→ Description of the task
Reproduce every line of the listing as written, apart from the pictures.
>>>
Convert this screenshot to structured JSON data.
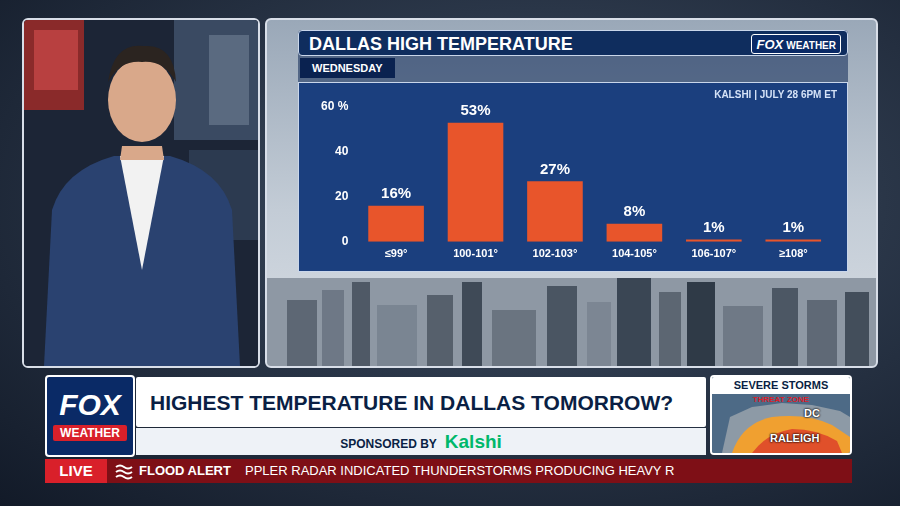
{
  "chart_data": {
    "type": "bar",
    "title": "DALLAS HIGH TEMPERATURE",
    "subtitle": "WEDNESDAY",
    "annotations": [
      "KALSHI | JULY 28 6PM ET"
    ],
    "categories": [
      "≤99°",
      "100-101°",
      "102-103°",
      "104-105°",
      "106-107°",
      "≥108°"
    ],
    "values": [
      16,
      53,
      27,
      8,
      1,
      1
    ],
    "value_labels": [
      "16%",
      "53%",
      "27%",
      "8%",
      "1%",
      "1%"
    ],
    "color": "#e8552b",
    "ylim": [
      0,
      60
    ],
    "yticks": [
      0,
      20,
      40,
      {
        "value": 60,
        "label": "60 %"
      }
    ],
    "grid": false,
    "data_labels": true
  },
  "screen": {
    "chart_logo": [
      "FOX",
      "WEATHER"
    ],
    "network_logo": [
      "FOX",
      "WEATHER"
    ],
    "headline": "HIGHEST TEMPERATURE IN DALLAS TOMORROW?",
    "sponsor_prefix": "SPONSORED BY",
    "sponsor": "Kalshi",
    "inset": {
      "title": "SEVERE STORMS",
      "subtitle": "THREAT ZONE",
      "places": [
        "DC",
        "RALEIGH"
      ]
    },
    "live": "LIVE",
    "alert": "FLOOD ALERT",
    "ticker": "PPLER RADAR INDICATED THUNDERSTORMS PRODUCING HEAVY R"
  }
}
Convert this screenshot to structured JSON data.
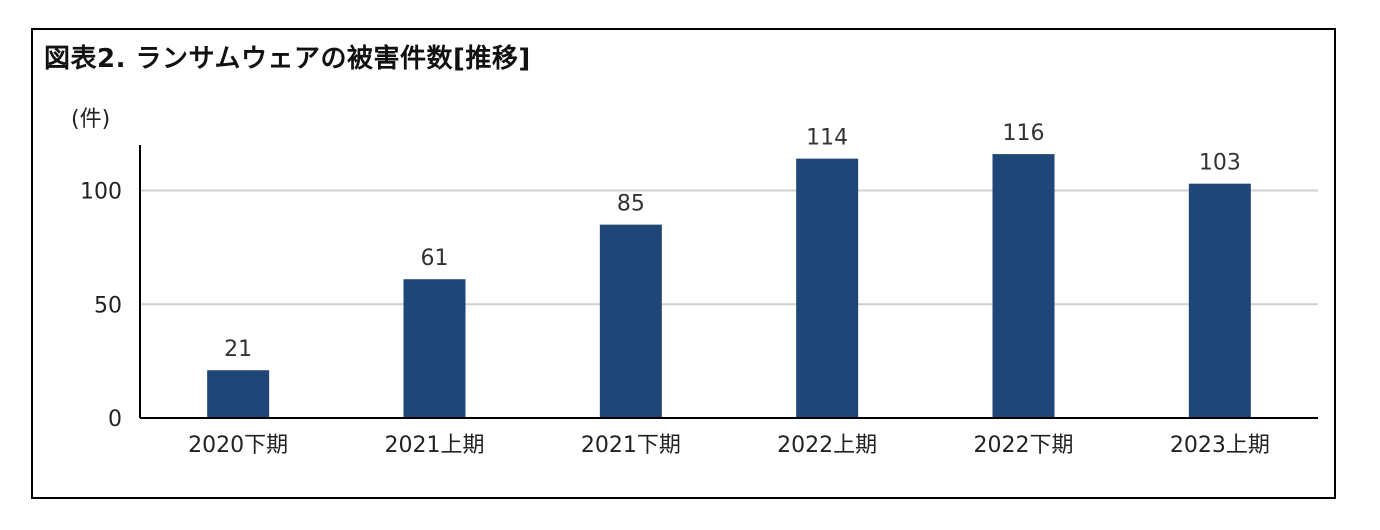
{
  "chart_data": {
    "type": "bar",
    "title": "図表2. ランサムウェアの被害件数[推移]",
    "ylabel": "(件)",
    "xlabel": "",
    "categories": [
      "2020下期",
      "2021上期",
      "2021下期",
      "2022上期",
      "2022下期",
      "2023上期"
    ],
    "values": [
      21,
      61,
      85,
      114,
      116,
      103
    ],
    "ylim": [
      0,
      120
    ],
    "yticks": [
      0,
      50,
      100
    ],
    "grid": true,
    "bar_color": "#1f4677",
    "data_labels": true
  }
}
<<<
→ Output for this exercise
Convert this screenshot to structured JSON data.
{
  "chart_data": {
    "type": "bar",
    "title": "DALLAS HIGH TEMPERATURE",
    "subtitle": "WEDNESDAY",
    "annotations": [
      "KALSHI | JULY 28 6PM ET"
    ],
    "categories": [
      "≤99°",
      "100-101°",
      "102-103°",
      "104-105°",
      "106-107°",
      "≥108°"
    ],
    "values": [
      16,
      53,
      27,
      8,
      1,
      1
    ],
    "value_labels": [
      "16%",
      "53%",
      "27%",
      "8%",
      "1%",
      "1%"
    ],
    "color": "#e8552b",
    "ylim": [
      0,
      60
    ],
    "yticks": [
      0,
      20,
      40,
      {
        "value": 60,
        "label": "60 %"
      }
    ],
    "grid": false,
    "data_labels": true
  },
  "screen": {
    "chart_logo": [
      "FOX",
      "WEATHER"
    ],
    "network_logo": [
      "FOX",
      "WEATHER"
    ],
    "headline": "HIGHEST TEMPERATURE IN DALLAS TOMORROW?",
    "sponsor_prefix": "SPONSORED BY",
    "sponsor": "Kalshi",
    "inset": {
      "title": "SEVERE STORMS",
      "subtitle": "THREAT ZONE",
      "places": [
        "DC",
        "RALEIGH"
      ]
    },
    "live": "LIVE",
    "alert": "FLOOD ALERT",
    "ticker": "PPLER RADAR INDICATED THUNDERSTORMS PRODUCING HEAVY R"
  }
}
Convert this screenshot to structured JSON data.
{
  "chart_data": {
    "type": "bar",
    "title": "図表2. ランサムウェアの被害件数[推移]",
    "ylabel": "(件)",
    "xlabel": "",
    "categories": [
      "2020下期",
      "2021上期",
      "2021下期",
      "2022上期",
      "2022下期",
      "2023上期"
    ],
    "values": [
      21,
      61,
      85,
      114,
      116,
      103
    ],
    "ylim": [
      0,
      120
    ],
    "yticks": [
      0,
      50,
      100
    ],
    "grid": true,
    "bar_color": "#1f4677",
    "data_labels": true
  }
}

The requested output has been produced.